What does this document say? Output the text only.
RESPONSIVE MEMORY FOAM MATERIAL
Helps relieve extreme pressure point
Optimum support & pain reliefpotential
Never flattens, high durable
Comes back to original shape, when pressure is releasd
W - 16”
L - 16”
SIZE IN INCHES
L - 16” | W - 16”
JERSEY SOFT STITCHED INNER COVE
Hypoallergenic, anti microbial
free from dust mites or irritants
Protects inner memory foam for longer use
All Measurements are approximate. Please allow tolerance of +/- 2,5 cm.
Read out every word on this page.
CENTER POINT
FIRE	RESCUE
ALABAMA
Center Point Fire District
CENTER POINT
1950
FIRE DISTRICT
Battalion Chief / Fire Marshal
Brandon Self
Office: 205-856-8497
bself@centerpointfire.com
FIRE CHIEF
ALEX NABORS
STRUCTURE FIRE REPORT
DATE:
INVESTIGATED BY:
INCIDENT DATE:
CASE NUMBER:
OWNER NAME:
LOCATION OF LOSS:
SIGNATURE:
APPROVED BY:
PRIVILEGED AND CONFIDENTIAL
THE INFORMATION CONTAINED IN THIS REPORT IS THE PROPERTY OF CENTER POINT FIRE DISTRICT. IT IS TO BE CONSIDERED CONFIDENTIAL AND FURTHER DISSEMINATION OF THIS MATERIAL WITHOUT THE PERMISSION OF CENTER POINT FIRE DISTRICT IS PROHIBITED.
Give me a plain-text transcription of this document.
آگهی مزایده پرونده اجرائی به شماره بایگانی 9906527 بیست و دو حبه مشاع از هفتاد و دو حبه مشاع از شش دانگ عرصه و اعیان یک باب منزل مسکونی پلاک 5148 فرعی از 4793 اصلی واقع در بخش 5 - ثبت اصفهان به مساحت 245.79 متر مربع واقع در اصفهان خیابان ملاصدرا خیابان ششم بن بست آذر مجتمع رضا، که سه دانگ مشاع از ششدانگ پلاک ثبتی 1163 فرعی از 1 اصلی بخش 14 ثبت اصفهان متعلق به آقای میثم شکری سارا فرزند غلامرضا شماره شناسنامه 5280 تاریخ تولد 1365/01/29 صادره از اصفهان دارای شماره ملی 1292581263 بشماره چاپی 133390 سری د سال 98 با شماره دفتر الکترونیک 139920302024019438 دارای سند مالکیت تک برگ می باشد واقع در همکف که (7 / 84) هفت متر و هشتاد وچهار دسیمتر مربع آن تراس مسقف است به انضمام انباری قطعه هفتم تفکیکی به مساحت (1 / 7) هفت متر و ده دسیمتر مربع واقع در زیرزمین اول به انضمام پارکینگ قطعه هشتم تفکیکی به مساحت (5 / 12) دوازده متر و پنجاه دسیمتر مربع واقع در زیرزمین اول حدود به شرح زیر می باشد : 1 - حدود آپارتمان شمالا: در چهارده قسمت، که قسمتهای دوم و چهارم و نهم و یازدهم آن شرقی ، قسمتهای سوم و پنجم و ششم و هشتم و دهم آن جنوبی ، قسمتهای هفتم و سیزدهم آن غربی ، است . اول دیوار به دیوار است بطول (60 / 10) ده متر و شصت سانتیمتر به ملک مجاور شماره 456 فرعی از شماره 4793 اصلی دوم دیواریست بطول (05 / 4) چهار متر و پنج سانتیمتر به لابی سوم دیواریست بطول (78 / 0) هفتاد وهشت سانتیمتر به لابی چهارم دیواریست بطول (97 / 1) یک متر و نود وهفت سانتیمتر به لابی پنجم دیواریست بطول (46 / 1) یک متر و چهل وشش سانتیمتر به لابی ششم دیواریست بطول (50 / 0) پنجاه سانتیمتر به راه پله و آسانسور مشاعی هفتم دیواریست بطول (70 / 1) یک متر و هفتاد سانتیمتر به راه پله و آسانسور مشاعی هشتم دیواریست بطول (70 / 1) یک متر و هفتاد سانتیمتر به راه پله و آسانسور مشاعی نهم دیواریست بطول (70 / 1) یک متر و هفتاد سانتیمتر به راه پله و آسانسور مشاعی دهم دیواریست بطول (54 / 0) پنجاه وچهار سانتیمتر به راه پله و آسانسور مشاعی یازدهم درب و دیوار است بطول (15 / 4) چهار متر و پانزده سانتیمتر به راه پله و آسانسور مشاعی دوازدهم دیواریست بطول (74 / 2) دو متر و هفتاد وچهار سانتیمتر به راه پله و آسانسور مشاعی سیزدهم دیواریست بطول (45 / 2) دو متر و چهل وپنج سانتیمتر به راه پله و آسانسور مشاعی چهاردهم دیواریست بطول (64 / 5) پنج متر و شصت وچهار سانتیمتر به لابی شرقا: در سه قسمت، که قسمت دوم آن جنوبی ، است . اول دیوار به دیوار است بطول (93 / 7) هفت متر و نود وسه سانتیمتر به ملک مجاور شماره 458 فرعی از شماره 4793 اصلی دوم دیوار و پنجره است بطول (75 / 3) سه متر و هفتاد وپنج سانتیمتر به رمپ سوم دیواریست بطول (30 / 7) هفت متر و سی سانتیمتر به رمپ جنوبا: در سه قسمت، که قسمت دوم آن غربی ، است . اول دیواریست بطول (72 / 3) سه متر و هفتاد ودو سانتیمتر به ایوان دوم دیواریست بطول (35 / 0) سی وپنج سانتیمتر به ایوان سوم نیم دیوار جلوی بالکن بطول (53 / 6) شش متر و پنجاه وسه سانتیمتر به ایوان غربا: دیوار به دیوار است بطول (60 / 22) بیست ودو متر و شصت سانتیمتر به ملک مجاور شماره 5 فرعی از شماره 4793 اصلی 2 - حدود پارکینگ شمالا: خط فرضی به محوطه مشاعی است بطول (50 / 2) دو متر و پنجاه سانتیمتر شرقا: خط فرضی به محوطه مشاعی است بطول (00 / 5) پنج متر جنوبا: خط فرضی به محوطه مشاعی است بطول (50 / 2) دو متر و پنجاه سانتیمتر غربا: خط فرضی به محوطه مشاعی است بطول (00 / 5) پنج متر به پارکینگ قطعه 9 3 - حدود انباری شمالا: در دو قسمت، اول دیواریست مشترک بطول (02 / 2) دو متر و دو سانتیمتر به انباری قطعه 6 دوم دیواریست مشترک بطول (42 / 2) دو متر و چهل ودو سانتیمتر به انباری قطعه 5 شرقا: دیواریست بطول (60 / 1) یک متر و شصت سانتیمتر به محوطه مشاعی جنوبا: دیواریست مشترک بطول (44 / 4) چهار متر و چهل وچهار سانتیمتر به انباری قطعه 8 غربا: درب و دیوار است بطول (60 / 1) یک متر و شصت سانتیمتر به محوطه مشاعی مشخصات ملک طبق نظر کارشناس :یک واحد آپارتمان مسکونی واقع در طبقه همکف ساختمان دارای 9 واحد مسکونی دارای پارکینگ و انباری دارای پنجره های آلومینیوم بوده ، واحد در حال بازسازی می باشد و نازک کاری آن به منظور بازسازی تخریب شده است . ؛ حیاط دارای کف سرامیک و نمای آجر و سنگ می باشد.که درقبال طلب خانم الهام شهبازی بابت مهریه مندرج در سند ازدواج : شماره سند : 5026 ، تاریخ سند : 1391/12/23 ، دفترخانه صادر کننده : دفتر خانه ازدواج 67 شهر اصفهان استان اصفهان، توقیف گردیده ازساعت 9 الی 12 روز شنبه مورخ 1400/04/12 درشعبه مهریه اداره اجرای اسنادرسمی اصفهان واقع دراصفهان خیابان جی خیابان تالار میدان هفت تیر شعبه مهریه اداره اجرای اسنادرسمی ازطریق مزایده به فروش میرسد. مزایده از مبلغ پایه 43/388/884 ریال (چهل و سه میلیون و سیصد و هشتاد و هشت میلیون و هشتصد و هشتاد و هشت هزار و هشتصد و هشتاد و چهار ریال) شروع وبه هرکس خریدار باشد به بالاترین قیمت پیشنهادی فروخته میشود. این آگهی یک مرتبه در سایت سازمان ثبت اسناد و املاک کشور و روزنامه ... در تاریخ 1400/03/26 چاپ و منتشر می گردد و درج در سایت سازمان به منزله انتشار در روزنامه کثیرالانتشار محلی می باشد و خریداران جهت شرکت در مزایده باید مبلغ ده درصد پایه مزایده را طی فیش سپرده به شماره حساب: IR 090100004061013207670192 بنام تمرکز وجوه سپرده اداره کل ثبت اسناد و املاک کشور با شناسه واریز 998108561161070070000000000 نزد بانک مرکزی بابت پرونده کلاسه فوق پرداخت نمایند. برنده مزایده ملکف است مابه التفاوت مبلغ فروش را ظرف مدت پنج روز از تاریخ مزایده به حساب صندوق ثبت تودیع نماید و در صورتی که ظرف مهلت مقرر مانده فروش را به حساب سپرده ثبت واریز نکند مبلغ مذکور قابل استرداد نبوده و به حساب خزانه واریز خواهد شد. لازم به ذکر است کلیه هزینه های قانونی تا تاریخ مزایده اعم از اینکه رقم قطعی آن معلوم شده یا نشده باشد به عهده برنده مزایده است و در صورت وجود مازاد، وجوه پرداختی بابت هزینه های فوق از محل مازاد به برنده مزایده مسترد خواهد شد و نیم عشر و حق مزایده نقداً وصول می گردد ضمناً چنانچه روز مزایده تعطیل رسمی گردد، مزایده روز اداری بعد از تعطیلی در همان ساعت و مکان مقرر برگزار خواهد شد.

_ _ _

STATED PROBLEM
Copy out every line from the material above in which the word "pressure" appears.

THE OUTPUT
Helps relieve extreme pressure point
Comes back to original shape, when pressure is releasd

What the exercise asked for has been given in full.